[Given problem] Leave out the pictures and repeat the data exactly.

>> begin Exercise inputs

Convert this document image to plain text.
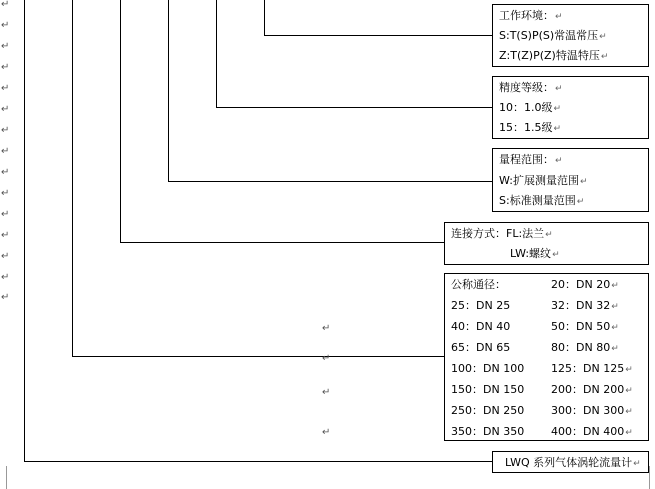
↵
↵
↵
↵
↵
↵
↵
↵
↵
↵
↵
↵
↵
↵
↵
工作环境：↵
S:T(S)P(S)常温常压↵
Z:T(Z)P(Z)特温特压↵
精度等级：↵
10：1.0级↵
15：1.5级↵
量程范围：↵
W:扩展测量范围↵
S:标准测量范围↵
连接方式：FL:法兰↵
LW:螺纹↵
公称通径：	20：DN 20↵
25：DN 25	32：DN 32↵
40：DN 40	50：DN 50↵
65：DN 65	80：DN 80↵
100：DN 100 125：DN 125↵
150：DN 150 200：DN 200↵
250：DN 250 300：DN 300↵
350：DN 350 400：DN 400↵
↵
↵
↵
↵
LWQ 系列气体涡轮流量计↵
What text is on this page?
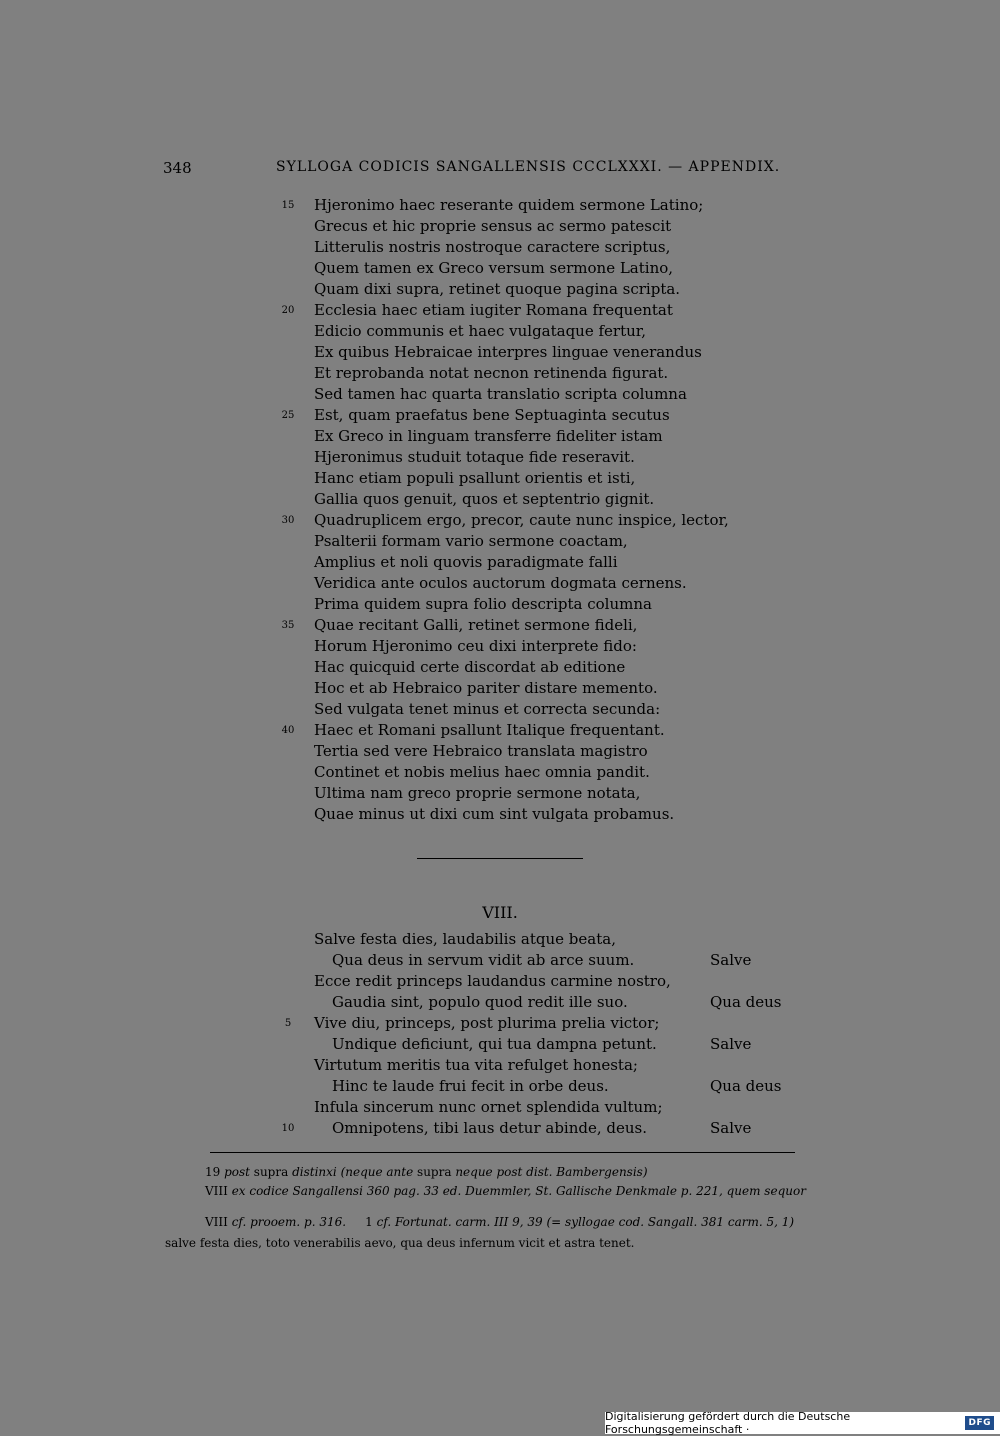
348	SYLLOGA CODICIS SANGALLENSIS CCCLXXXI. — APPENDIX.
15 Hjeronimo haec reserante quidem sermone Latino;
Grecus et hic proprie sensus ac sermo patescit
Litterulis nostris nostroque caractere scriptus,
Quem tamen ex Greco versum sermone Latino,
Quam dixi supra, retinet quoque pagina scripta.
20 Ecclesia haec etiam iugiter Romana frequentat
Edicio communis et haec vulgataque fertur,
Ex quibus Hebraicae interpres linguae venerandus
Et reprobanda notat necnon retinenda figurat.
Sed tamen hac quarta translatio scripta columna
25 Est, quam praefatus bene Septuaginta secutus
Ex Greco in linguam transferre fideliter istam
Hjeronimus studuit totaque fide reseravit.
Hanc etiam populi psallunt orientis et isti,
Gallia quos genuit, quos et septentrio gignit.
30 Quadruplicem ergo, precor, caute nunc inspice, lector,
Psalterii formam vario sermone coactam,
Amplius et noli quovis paradigmate falli
Veridica ante oculos auctorum dogmata cernens.
Prima quidem supra folio descripta columna
35 Quae recitant Galli, retinet sermone fideli,
Horum Hjeronimo ceu dixi interprete fido:
Hac quicquid certe discordat ab editione
Hoc et ab Hebraico pariter distare memento.
Sed vulgata tenet minus et correcta secunda:
40 Haec et Romani psallunt Italique frequentant.
Tertia sed vere Hebraico translata magistro
Continet et nobis melius haec omnia pandit.
Ultima nam greco proprie sermone notata,
Quae minus ut dixi cum sint vulgata probamus.
VIII.
Salve festa dies, laudabilis atque beata,
Qua deus in servum vidit ab arce suum.	Salve
Ecce redit princeps laudandus carmine nostro,
Gaudia sint, populo quod redit ille suo.	Qua deus
5	Vive diu, princeps, post plurima prelia victor;
Undique deficiunt, qui tua dampna petunt.	Salve
Virtutum meritis tua vita refulget honesta;
Hinc te laude frui fecit in orbe deus.	Qua deus
Infula sincerum nunc ornet splendida vultum;
10	Omnipotens, tibi laus detur abinde, deus.	Salve
19 post supra distinxi (neque ante supra neque post dist. Bambergensis)
VIII ex codice Sangallensi 360 pag. 33 ed. Duemmler, St. Gallische Denkmale p. 221, quem sequor
VIII cf. prooem. p. 316.     1 cf. Fortunat. carm. III 9, 39 (= syllogae cod. Sangall. 381 carm. 5, 1)
salve festa dies, toto venerabilis aevo, qua deus infernum vicit et astra tenet.
Digitalisierung gefördert durch die Deutsche Forschungsgemeinschaft ·	DFG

>> end Exercise inputs

[Task response]
Convert this document image to plain text.
↵
↵
↵
↵
↵
↵
↵
↵
↵
↵
↵
↵
↵
↵
↵
工作环境：↵
S:T(S)P(S)常温常压↵
Z:T(Z)P(Z)特温特压↵
精度等级：↵
10：1.0级↵
15：1.5级↵
量程范围：↵
W:扩展测量范围↵
S:标准测量范围↵
连接方式：FL:法兰↵
LW:螺纹↵
公称通径：	20：DN 20↵
25：DN 25	32：DN 32↵
40：DN 40	50：DN 50↵
65：DN 65	80：DN 80↵
100：DN 100 125：DN 125↵
150：DN 150 200：DN 200↵
250：DN 250 300：DN 300↵
350：DN 350 400：DN 400↵
↵
↵
↵
↵
LWQ 系列气体涡轮流量计↵
What text is on this page?
348	SYLLOGA CODICIS SANGALLENSIS CCCLXXXI. — APPENDIX.
15 Hjeronimo haec reserante quidem sermone Latino;
Grecus et hic proprie sensus ac sermo patescit
Litterulis nostris nostroque caractere scriptus,
Quem tamen ex Greco versum sermone Latino,
Quam dixi supra, retinet quoque pagina scripta.
20 Ecclesia haec etiam iugiter Romana frequentat
Edicio communis et haec vulgataque fertur,
Ex quibus Hebraicae interpres linguae venerandus
Et reprobanda notat necnon retinenda figurat.
Sed tamen hac quarta translatio scripta columna
25 Est, quam praefatus bene Septuaginta secutus
Ex Greco in linguam transferre fideliter istam
Hjeronimus studuit totaque fide reseravit.
Hanc etiam populi psallunt orientis et isti,
Gallia quos genuit, quos et septentrio gignit.
30 Quadruplicem ergo, precor, caute nunc inspice, lector,
Psalterii formam vario sermone coactam,
Amplius et noli quovis paradigmate falli
Veridica ante oculos auctorum dogmata cernens.
Prima quidem supra folio descripta columna
35 Quae recitant Galli, retinet sermone fideli,
Horum Hjeronimo ceu dixi interprete fido:
Hac quicquid certe discordat ab editione
Hoc et ab Hebraico pariter distare memento.
Sed vulgata tenet minus et correcta secunda:
40 Haec et Romani psallunt Italique frequentant.
Tertia sed vere Hebraico translata magistro
Continet et nobis melius haec omnia pandit.
Ultima nam greco proprie sermone notata,
Quae minus ut dixi cum sint vulgata probamus.
VIII.
Salve festa dies, laudabilis atque beata,
Qua deus in servum vidit ab arce suum.	Salve
Ecce redit princeps laudandus carmine nostro,
Gaudia sint, populo quod redit ille suo.	Qua deus
5	Vive diu, princeps, post plurima prelia victor;
Undique deficiunt, qui tua dampna petunt.	Salve
Virtutum meritis tua vita refulget honesta;
Hinc te laude frui fecit in orbe deus.	Qua deus
Infula sincerum nunc ornet splendida vultum;
10	Omnipotens, tibi laus detur abinde, deus.	Salve
19 post supra distinxi (neque ante supra neque post dist. Bambergensis)
VIII ex codice Sangallensi 360 pag. 33 ed. Duemmler, St. Gallische Denkmale p. 221, quem sequor
VIII cf. prooem. p. 316.     1 cf. Fortunat. carm. III 9, 39 (= syllogae cod. Sangall. 381 carm. 5, 1)
salve festa dies, toto venerabilis aevo, qua deus infernum vicit et astra tenet.
Digitalisierung gefördert durch die Deutsche Forschungsgemeinschaft ·	DFG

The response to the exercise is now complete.